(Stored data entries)

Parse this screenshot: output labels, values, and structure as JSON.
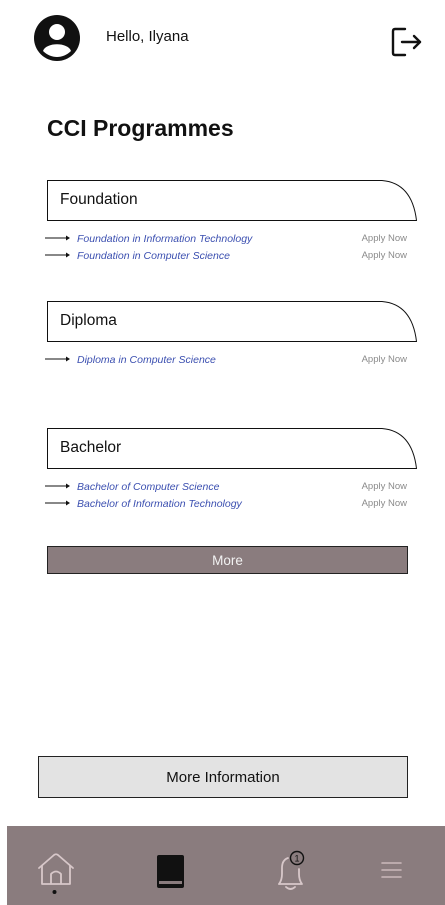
{
  "header": {
    "greeting": "Hello, Ilyana",
    "avatar_icon": "user-circle-icon",
    "logout_icon": "logout-icon"
  },
  "page_title": "CCI Programmes",
  "sections": [
    {
      "title": "Foundation",
      "programmes": [
        {
          "name": "Foundation in Information Technology",
          "action": "Apply Now"
        },
        {
          "name": "Foundation in Computer Science",
          "action": "Apply Now"
        }
      ]
    },
    {
      "title": "Diploma",
      "programmes": [
        {
          "name": "Diploma in Computer Science",
          "action": "Apply Now"
        }
      ]
    },
    {
      "title": "Bachelor",
      "programmes": [
        {
          "name": "Bachelor of Computer Science",
          "action": "Apply Now"
        },
        {
          "name": "Bachelor of Information Technology",
          "action": "Apply Now"
        }
      ]
    }
  ],
  "more_label": "More",
  "more_info_label": "More Information",
  "bottom_nav": {
    "items": [
      "home-icon",
      "book-icon",
      "notification-bell-icon",
      "menu-icon"
    ],
    "notification_count": "1"
  },
  "colors": {
    "accent": "#8a7c7e",
    "link": "#3b4fb0",
    "muted": "#8a8a8a",
    "nav_icon": "#cbb9bb"
  }
}
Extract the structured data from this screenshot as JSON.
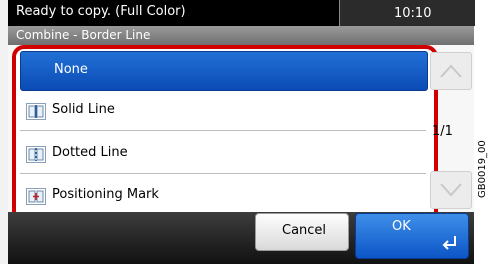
{
  "status": {
    "message": "Ready to copy. (Full Color)",
    "time": "10:10"
  },
  "header": {
    "title": "Combine - Border Line"
  },
  "list": {
    "items": [
      {
        "label": "None",
        "icon": "none",
        "selected": true
      },
      {
        "label": "Solid Line",
        "icon": "solid-line-icon",
        "selected": false
      },
      {
        "label": "Dotted Line",
        "icon": "dotted-line-icon",
        "selected": false
      },
      {
        "label": "Positioning Mark",
        "icon": "positioning-mark-icon",
        "selected": false
      }
    ]
  },
  "pager": {
    "page": "1/1"
  },
  "buttons": {
    "cancel": "Cancel",
    "ok": "OK"
  },
  "figure_code": "GB0019_00",
  "colors": {
    "accent": "#0b4bb5",
    "highlight_frame": "#d00000"
  }
}
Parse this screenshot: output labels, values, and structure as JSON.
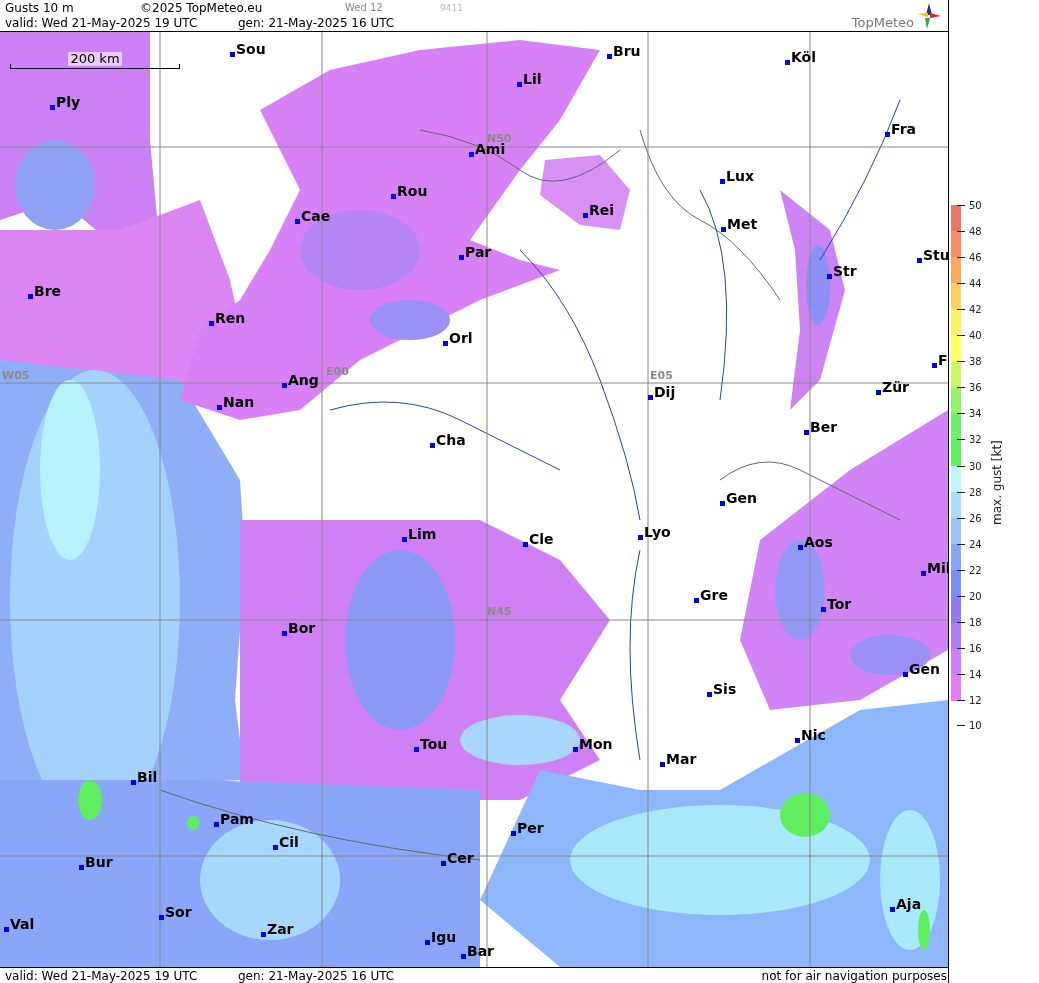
{
  "header": {
    "title": "Gusts 10 m",
    "copyright": "©2025 TopMeteo.eu",
    "day_label": "Wed 12",
    "code": "9411",
    "valid": "valid:  Wed  21-May-2025  19 UTC",
    "generated": "gen: 21-May-2025 16 UTC",
    "logo_text": "TopMeteo"
  },
  "map": {
    "scale_bar": "200 km",
    "grid_labels": [
      "N50",
      "W05",
      "E00",
      "E05",
      "N45"
    ],
    "cities": [
      {
        "name": "Sou"
      },
      {
        "name": "Lil"
      },
      {
        "name": "Bru"
      },
      {
        "name": "Köl"
      },
      {
        "name": "Ply"
      },
      {
        "name": "Ami"
      },
      {
        "name": "Fra"
      },
      {
        "name": "Lux"
      },
      {
        "name": "Rou"
      },
      {
        "name": "Rei"
      },
      {
        "name": "Cae"
      },
      {
        "name": "Met"
      },
      {
        "name": "Par"
      },
      {
        "name": "Stu"
      },
      {
        "name": "Str"
      },
      {
        "name": "Bre"
      },
      {
        "name": "Ren"
      },
      {
        "name": "Orl"
      },
      {
        "name": "F"
      },
      {
        "name": "Ang"
      },
      {
        "name": "Dij"
      },
      {
        "name": "Zür"
      },
      {
        "name": "Nan"
      },
      {
        "name": "Ber"
      },
      {
        "name": "Cha"
      },
      {
        "name": "Gen"
      },
      {
        "name": "Lim"
      },
      {
        "name": "Cle"
      },
      {
        "name": "Lyo"
      },
      {
        "name": "Aos"
      },
      {
        "name": "Mil"
      },
      {
        "name": "Gre"
      },
      {
        "name": "Tor"
      },
      {
        "name": "Bor"
      },
      {
        "name": "Gen"
      },
      {
        "name": "Sis"
      },
      {
        "name": "Nic"
      },
      {
        "name": "Tou"
      },
      {
        "name": "Mon"
      },
      {
        "name": "Mar"
      },
      {
        "name": "Bil"
      },
      {
        "name": "Pam"
      },
      {
        "name": "Cil"
      },
      {
        "name": "Per"
      },
      {
        "name": "Cer"
      },
      {
        "name": "Bur"
      },
      {
        "name": "Sor"
      },
      {
        "name": "Val"
      },
      {
        "name": "Zar"
      },
      {
        "name": "Aja"
      },
      {
        "name": "Igu"
      },
      {
        "name": "Bar"
      }
    ]
  },
  "legend": {
    "title": "max. gust [kt]",
    "ticks": [
      "50",
      "48",
      "46",
      "44",
      "42",
      "40",
      "38",
      "36",
      "34",
      "32",
      "30",
      "28",
      "26",
      "24",
      "22",
      "20",
      "18",
      "16",
      "14",
      "12",
      "10"
    ],
    "bands": [
      {
        "color": "#e67cf2"
      },
      {
        "color": "#cd80f5"
      },
      {
        "color": "#b27ef5"
      },
      {
        "color": "#9478f2"
      },
      {
        "color": "#7c8ff5"
      },
      {
        "color": "#86a6f8"
      },
      {
        "color": "#98c2fa"
      },
      {
        "color": "#a8defc"
      },
      {
        "color": "#bcf8fc"
      },
      {
        "color": "#5eee5e"
      },
      {
        "color": "#6cf06c"
      },
      {
        "color": "#92f46c"
      },
      {
        "color": "#cafa62"
      },
      {
        "color": "#ffff62"
      },
      {
        "color": "#fff262"
      },
      {
        "color": "#fdd062"
      },
      {
        "color": "#fcaa62"
      },
      {
        "color": "#f68e66"
      },
      {
        "color": "#e67a66"
      }
    ]
  },
  "footer": {
    "valid": "valid:  Wed  21-May-2025  19 UTC",
    "generated": "gen: 21-May-2025 16 UTC",
    "disclaimer": "not for air navigation purposes"
  }
}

Problem to solve
Using the records above, output their complete text exactly, minus any images.

Reply to the exercise
Parse this screenshot: output labels, values, and structure as JSON.
{
  "header": {
    "greeting": "Hello, Ilyana",
    "avatar_icon": "user-circle-icon",
    "logout_icon": "logout-icon"
  },
  "page_title": "CCI Programmes",
  "sections": [
    {
      "title": "Foundation",
      "programmes": [
        {
          "name": "Foundation in Information Technology",
          "action": "Apply Now"
        },
        {
          "name": "Foundation in Computer Science",
          "action": "Apply Now"
        }
      ]
    },
    {
      "title": "Diploma",
      "programmes": [
        {
          "name": "Diploma in Computer Science",
          "action": "Apply Now"
        }
      ]
    },
    {
      "title": "Bachelor",
      "programmes": [
        {
          "name": "Bachelor of Computer Science",
          "action": "Apply Now"
        },
        {
          "name": "Bachelor of Information Technology",
          "action": "Apply Now"
        }
      ]
    }
  ],
  "more_label": "More",
  "more_info_label": "More Information",
  "bottom_nav": {
    "items": [
      "home-icon",
      "book-icon",
      "notification-bell-icon",
      "menu-icon"
    ],
    "notification_count": "1"
  },
  "colors": {
    "accent": "#8a7c7e",
    "link": "#3b4fb0",
    "muted": "#8a8a8a",
    "nav_icon": "#cbb9bb"
  }
}
Extract the structured data from this screenshot as JSON.
{
  "status": {
    "message": "Ready to copy. (Full Color)",
    "time": "10:10"
  },
  "header": {
    "title": "Combine - Border Line"
  },
  "list": {
    "items": [
      {
        "label": "None",
        "icon": "none",
        "selected": true
      },
      {
        "label": "Solid Line",
        "icon": "solid-line-icon",
        "selected": false
      },
      {
        "label": "Dotted Line",
        "icon": "dotted-line-icon",
        "selected": false
      },
      {
        "label": "Positioning Mark",
        "icon": "positioning-mark-icon",
        "selected": false
      }
    ]
  },
  "pager": {
    "page": "1/1"
  },
  "buttons": {
    "cancel": "Cancel",
    "ok": "OK"
  },
  "figure_code": "GB0019_00",
  "colors": {
    "accent": "#0b4bb5",
    "highlight_frame": "#d00000"
  }
}
Parse this screenshot: output labels, values, and structure as JSON.
{
  "header": {
    "title": "Gusts 10 m",
    "copyright": "©2025 TopMeteo.eu",
    "day_label": "Wed 12",
    "code": "9411",
    "valid": "valid:  Wed  21-May-2025  19 UTC",
    "generated": "gen: 21-May-2025 16 UTC",
    "logo_text": "TopMeteo"
  },
  "map": {
    "scale_bar": "200 km",
    "grid_labels": [
      "N50",
      "W05",
      "E00",
      "E05",
      "N45"
    ],
    "cities": [
      {
        "name": "Sou"
      },
      {
        "name": "Lil"
      },
      {
        "name": "Bru"
      },
      {
        "name": "Köl"
      },
      {
        "name": "Ply"
      },
      {
        "name": "Ami"
      },
      {
        "name": "Fra"
      },
      {
        "name": "Lux"
      },
      {
        "name": "Rou"
      },
      {
        "name": "Rei"
      },
      {
        "name": "Cae"
      },
      {
        "name": "Met"
      },
      {
        "name": "Par"
      },
      {
        "name": "Stu"
      },
      {
        "name": "Str"
      },
      {
        "name": "Bre"
      },
      {
        "name": "Ren"
      },
      {
        "name": "Orl"
      },
      {
        "name": "F"
      },
      {
        "name": "Ang"
      },
      {
        "name": "Dij"
      },
      {
        "name": "Zür"
      },
      {
        "name": "Nan"
      },
      {
        "name": "Ber"
      },
      {
        "name": "Cha"
      },
      {
        "name": "Gen"
      },
      {
        "name": "Lim"
      },
      {
        "name": "Cle"
      },
      {
        "name": "Lyo"
      },
      {
        "name": "Aos"
      },
      {
        "name": "Mil"
      },
      {
        "name": "Gre"
      },
      {
        "name": "Tor"
      },
      {
        "name": "Bor"
      },
      {
        "name": "Gen"
      },
      {
        "name": "Sis"
      },
      {
        "name": "Nic"
      },
      {
        "name": "Tou"
      },
      {
        "name": "Mon"
      },
      {
        "name": "Mar"
      },
      {
        "name": "Bil"
      },
      {
        "name": "Pam"
      },
      {
        "name": "Cil"
      },
      {
        "name": "Per"
      },
      {
        "name": "Cer"
      },
      {
        "name": "Bur"
      },
      {
        "name": "Sor"
      },
      {
        "name": "Val"
      },
      {
        "name": "Zar"
      },
      {
        "name": "Aja"
      },
      {
        "name": "Igu"
      },
      {
        "name": "Bar"
      }
    ]
  },
  "legend": {
    "title": "max. gust [kt]",
    "ticks": [
      "50",
      "48",
      "46",
      "44",
      "42",
      "40",
      "38",
      "36",
      "34",
      "32",
      "30",
      "28",
      "26",
      "24",
      "22",
      "20",
      "18",
      "16",
      "14",
      "12",
      "10"
    ],
    "bands": [
      {
        "color": "#e67cf2"
      },
      {
        "color": "#cd80f5"
      },
      {
        "color": "#b27ef5"
      },
      {
        "color": "#9478f2"
      },
      {
        "color": "#7c8ff5"
      },
      {
        "color": "#86a6f8"
      },
      {
        "color": "#98c2fa"
      },
      {
        "color": "#a8defc"
      },
      {
        "color": "#bcf8fc"
      },
      {
        "color": "#5eee5e"
      },
      {
        "color": "#6cf06c"
      },
      {
        "color": "#92f46c"
      },
      {
        "color": "#cafa62"
      },
      {
        "color": "#ffff62"
      },
      {
        "color": "#fff262"
      },
      {
        "color": "#fdd062"
      },
      {
        "color": "#fcaa62"
      },
      {
        "color": "#f68e66"
      },
      {
        "color": "#e67a66"
      }
    ]
  },
  "footer": {
    "valid": "valid:  Wed  21-May-2025  19 UTC",
    "generated": "gen: 21-May-2025 16 UTC",
    "disclaimer": "not for air navigation purposes"
  }
}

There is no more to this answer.